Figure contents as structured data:
=-=-=

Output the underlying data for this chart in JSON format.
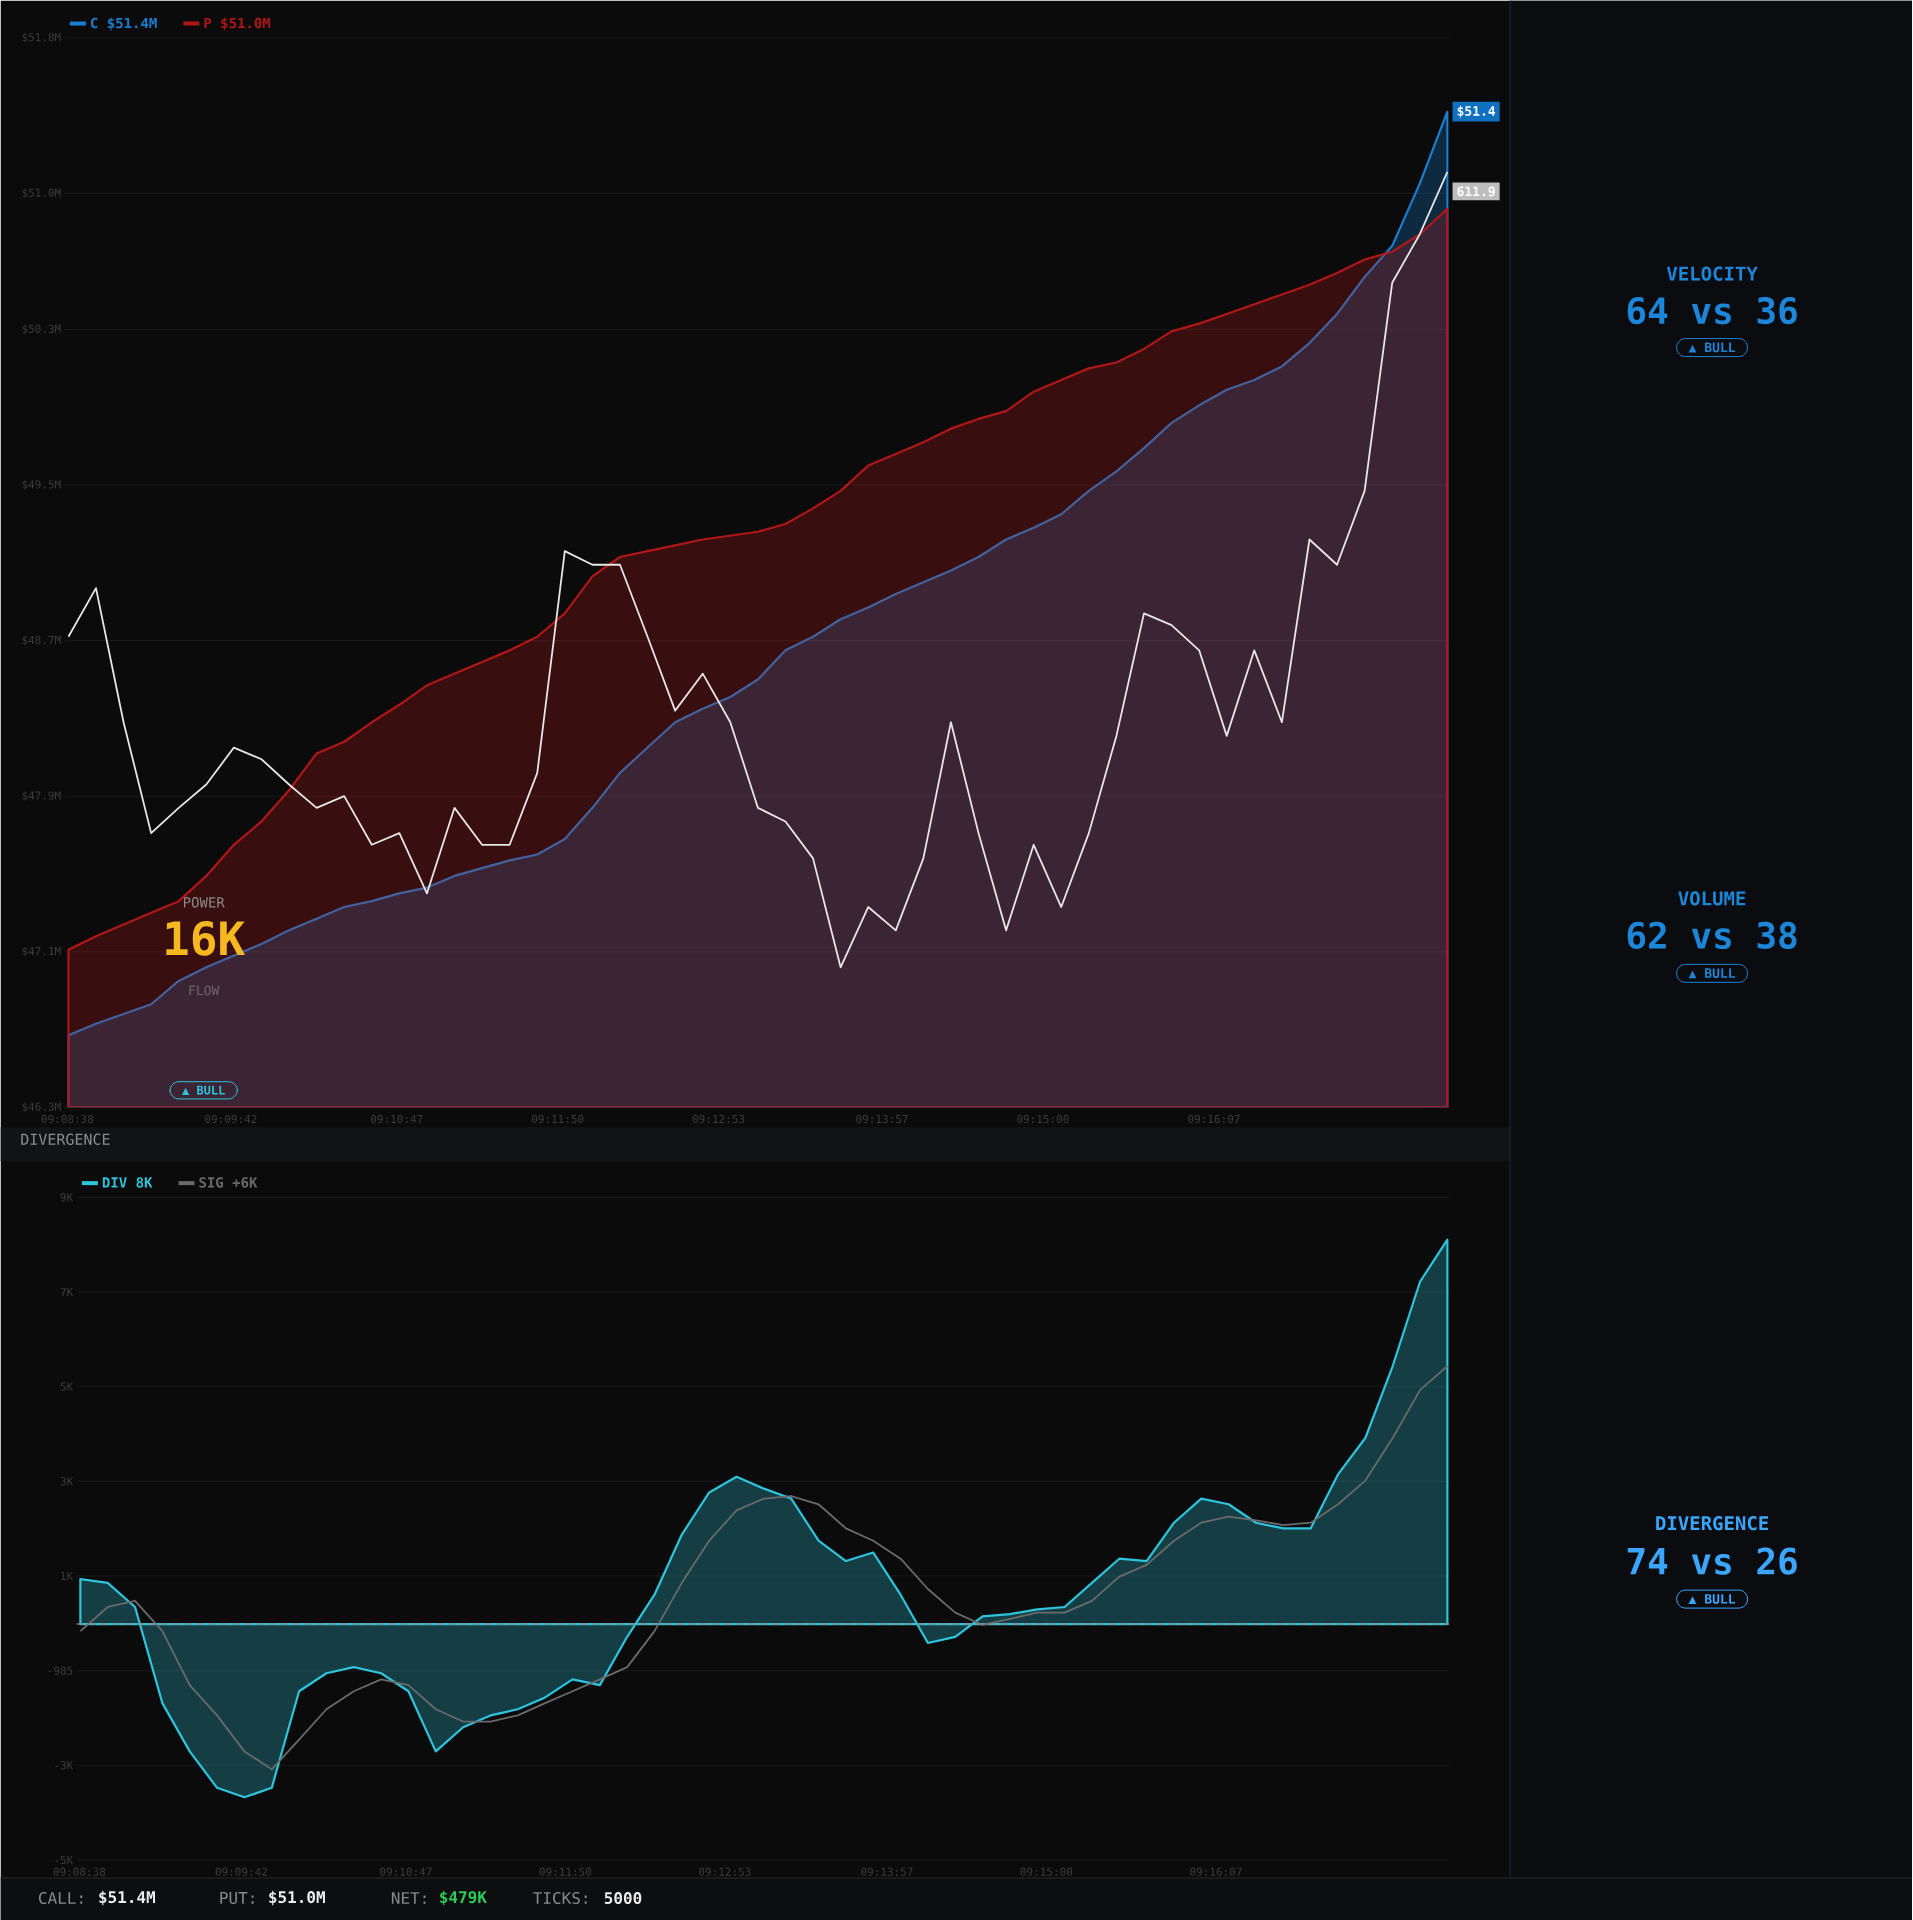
{
  "chart_data": [
    {
      "type": "line",
      "x": [
        9.144,
        9.147,
        9.15,
        9.153,
        9.156,
        9.159,
        9.162,
        9.165,
        9.168,
        9.171,
        9.174,
        9.177,
        9.18,
        9.183,
        9.186,
        9.189,
        9.192,
        9.195,
        9.198,
        9.201,
        9.204,
        9.207,
        9.21,
        9.213,
        9.216,
        9.219,
        9.222,
        9.225,
        9.228,
        9.231,
        9.234,
        9.237,
        9.24,
        9.243,
        9.246,
        9.249,
        9.252,
        9.255,
        9.258,
        9.261,
        9.264,
        9.267,
        9.27,
        9.273,
        9.276,
        9.279,
        9.282,
        9.285,
        9.288,
        9.291,
        9.294
      ],
      "xlim": [
        9.1436,
        9.2942
      ],
      "xticks": [
        {
          "value": 9.14389,
          "label": "09:08:38"
        },
        {
          "value": 9.16167,
          "label": "09:09:42"
        },
        {
          "value": 9.17972,
          "label": "09:10:47"
        },
        {
          "value": 9.19722,
          "label": "09:11:50"
        },
        {
          "value": 9.21472,
          "label": "09:12:53"
        },
        {
          "value": 9.2325,
          "label": "09:13:57"
        },
        {
          "value": 9.25,
          "label": "09:15:00"
        },
        {
          "value": 9.26861,
          "label": "09:16:07"
        }
      ],
      "ylim": [
        46.3,
        51.8
      ],
      "yticks": [
        {
          "value": 46.3,
          "label": "$46.3M"
        },
        {
          "value": 47.1,
          "label": "$47.1M"
        },
        {
          "value": 47.9,
          "label": "$47.9M"
        },
        {
          "value": 48.7,
          "label": "$48.7M"
        },
        {
          "value": 49.5,
          "label": "$49.5M"
        },
        {
          "value": 50.3,
          "label": "$50.3M"
        },
        {
          "value": 51.0,
          "label": "$51.0M"
        },
        {
          "value": 51.8,
          "label": "$51.8M"
        }
      ],
      "grid": "y",
      "legend": "top left",
      "series": [
        {
          "name": "C $51.4M",
          "type": "area",
          "color": "#1a7fd0",
          "values": [
            46.67,
            46.73,
            46.78,
            46.83,
            46.95,
            47.02,
            47.08,
            47.14,
            47.21,
            47.27,
            47.33,
            47.36,
            47.4,
            47.43,
            47.49,
            47.53,
            47.57,
            47.6,
            47.68,
            47.84,
            48.02,
            48.15,
            48.28,
            48.35,
            48.41,
            48.5,
            48.65,
            48.72,
            48.81,
            48.87,
            48.94,
            49.0,
            49.06,
            49.13,
            49.22,
            49.28,
            49.35,
            49.47,
            49.57,
            49.69,
            49.82,
            49.91,
            49.99,
            50.04,
            50.11,
            50.23,
            50.38,
            50.57,
            50.73,
            51.05,
            51.42
          ]
        },
        {
          "name": "P $51.0M",
          "type": "area",
          "color": "#b01818",
          "values": [
            47.11,
            47.18,
            47.24,
            47.3,
            47.36,
            47.49,
            47.65,
            47.77,
            47.93,
            48.12,
            48.18,
            48.28,
            48.37,
            48.47,
            48.53,
            48.59,
            48.65,
            48.72,
            48.84,
            49.03,
            49.13,
            49.16,
            49.19,
            49.22,
            49.24,
            49.26,
            49.3,
            49.38,
            49.47,
            49.6,
            49.66,
            49.72,
            49.79,
            49.84,
            49.88,
            49.98,
            50.04,
            50.1,
            50.13,
            50.2,
            50.29,
            50.33,
            50.38,
            50.43,
            50.48,
            50.53,
            50.59,
            50.66,
            50.7,
            50.79,
            50.92
          ]
        },
        {
          "type": "line",
          "color": "#e6e6e6",
          "values": [
            48.72,
            48.97,
            48.28,
            47.71,
            47.84,
            47.96,
            48.15,
            48.09,
            47.96,
            47.84,
            47.9,
            47.65,
            47.71,
            47.4,
            47.84,
            47.65,
            47.65,
            48.02,
            49.16,
            49.09,
            49.09,
            48.72,
            48.34,
            48.53,
            48.28,
            47.84,
            47.77,
            47.58,
            47.02,
            47.33,
            47.21,
            47.58,
            48.28,
            47.71,
            47.21,
            47.65,
            47.33,
            47.71,
            48.21,
            48.84,
            48.78,
            48.65,
            48.21,
            48.65,
            48.28,
            49.22,
            49.09,
            49.47,
            50.54,
            50.79,
            51.11
          ]
        }
      ],
      "annotations": [
        {
          "text": "$51.4",
          "x": 9.294,
          "y": 51.42
        },
        {
          "text": "611.9",
          "x": 9.294,
          "y": 51.01
        }
      ]
    },
    {
      "type": "line",
      "title": "DIVERGENCE",
      "x": [
        9.144,
        9.147,
        9.15,
        9.153,
        9.156,
        9.159,
        9.162,
        9.165,
        9.168,
        9.171,
        9.174,
        9.177,
        9.18,
        9.183,
        9.186,
        9.189,
        9.192,
        9.195,
        9.198,
        9.201,
        9.204,
        9.207,
        9.21,
        9.213,
        9.216,
        9.219,
        9.222,
        9.225,
        9.228,
        9.231,
        9.234,
        9.237,
        9.24,
        9.243,
        9.246,
        9.249,
        9.252,
        9.255,
        9.258,
        9.261,
        9.264,
        9.267,
        9.27,
        9.273,
        9.276,
        9.279,
        9.282,
        9.285,
        9.288,
        9.291,
        9.294
      ],
      "xlim": [
        9.1436,
        9.2942
      ],
      "xticks": [
        {
          "value": 9.14389,
          "label": "09:08:38"
        },
        {
          "value": 9.16167,
          "label": "09:09:42"
        },
        {
          "value": 9.17972,
          "label": "09:10:47"
        },
        {
          "value": 9.19722,
          "label": "09:11:50"
        },
        {
          "value": 9.21472,
          "label": "09:12:53"
        },
        {
          "value": 9.2325,
          "label": "09:13:57"
        },
        {
          "value": 9.25,
          "label": "09:15:00"
        },
        {
          "value": 9.26861,
          "label": "09:16:07"
        }
      ],
      "ylim": [
        -4985,
        9015
      ],
      "yticks": [
        {
          "value": 9015,
          "label": "9K"
        },
        {
          "value": 7015,
          "label": "7K"
        },
        {
          "value": 5015,
          "label": "5K"
        },
        {
          "value": 3015,
          "label": "3K"
        },
        {
          "value": 1015,
          "label": "1K"
        },
        -985,
        {
          "value": -2985,
          "label": "-3K"
        },
        {
          "value": -4985,
          "label": "-5K"
        }
      ],
      "grid": "y",
      "legend": "top left",
      "ref_lines": [
        {
          "axis": "y",
          "value": 0,
          "color": "#8a8a8a",
          "line_style": "dashed"
        }
      ],
      "series": [
        {
          "name": "DIV 8K",
          "type": "area",
          "color": "#2ec4dc",
          "values": [
            950,
            870,
            360,
            -1670,
            -2690,
            -3460,
            -3660,
            -3460,
            -1420,
            -1040,
            -910,
            -1040,
            -1420,
            -2690,
            -2180,
            -1930,
            -1800,
            -1550,
            -1170,
            -1290,
            -270,
            620,
            1890,
            2780,
            3110,
            2860,
            2650,
            1760,
            1330,
            1510,
            620,
            -400,
            -270,
            160,
            210,
            310,
            360,
            870,
            1380,
            1330,
            2140,
            2650,
            2530,
            2140,
            2020,
            2020,
            3160,
            3930,
            5450,
            7230,
            8120
          ]
        },
        {
          "name": "SIG +6K",
          "type": "line",
          "color": "#6a6a6a",
          "values": [
            -150,
            360,
            490,
            -150,
            -1290,
            -1930,
            -2690,
            -3070,
            -2440,
            -1800,
            -1420,
            -1170,
            -1290,
            -1800,
            -2060,
            -2060,
            -1930,
            -1670,
            -1420,
            -1170,
            -910,
            -150,
            870,
            1760,
            2400,
            2650,
            2700,
            2530,
            2020,
            1760,
            1380,
            740,
            240,
            -20,
            110,
            240,
            240,
            490,
            1000,
            1250,
            1760,
            2140,
            2270,
            2190,
            2090,
            2140,
            2530,
            3030,
            3930,
            4940,
            5450
          ]
        }
      ]
    },
    {
      "type": "other",
      "annotations": [
        "POWER",
        "16K",
        "FLOW",
        "▲ BULL",
        "VELOCITY",
        "64 vs 36",
        "▲ BULL",
        "VOLUME",
        "62 vs 38",
        "▲ BULL",
        "DIVERGENCE",
        "74 vs 26",
        "▲ BULL",
        "CALL:",
        "$51.4M",
        "PUT:",
        "$51.0M",
        "NET:",
        "$479K",
        "TICKS:",
        "5000"
      ]
    }
  ]
}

=-=-=

SET TASK: Copy and report every line where the word "name" is present.

TASK OUTPUT:
          "name": "C $51.4M",
          "name": "P $51.0M",
          "name": "DIV 8K",
          "name": "SIG +6K",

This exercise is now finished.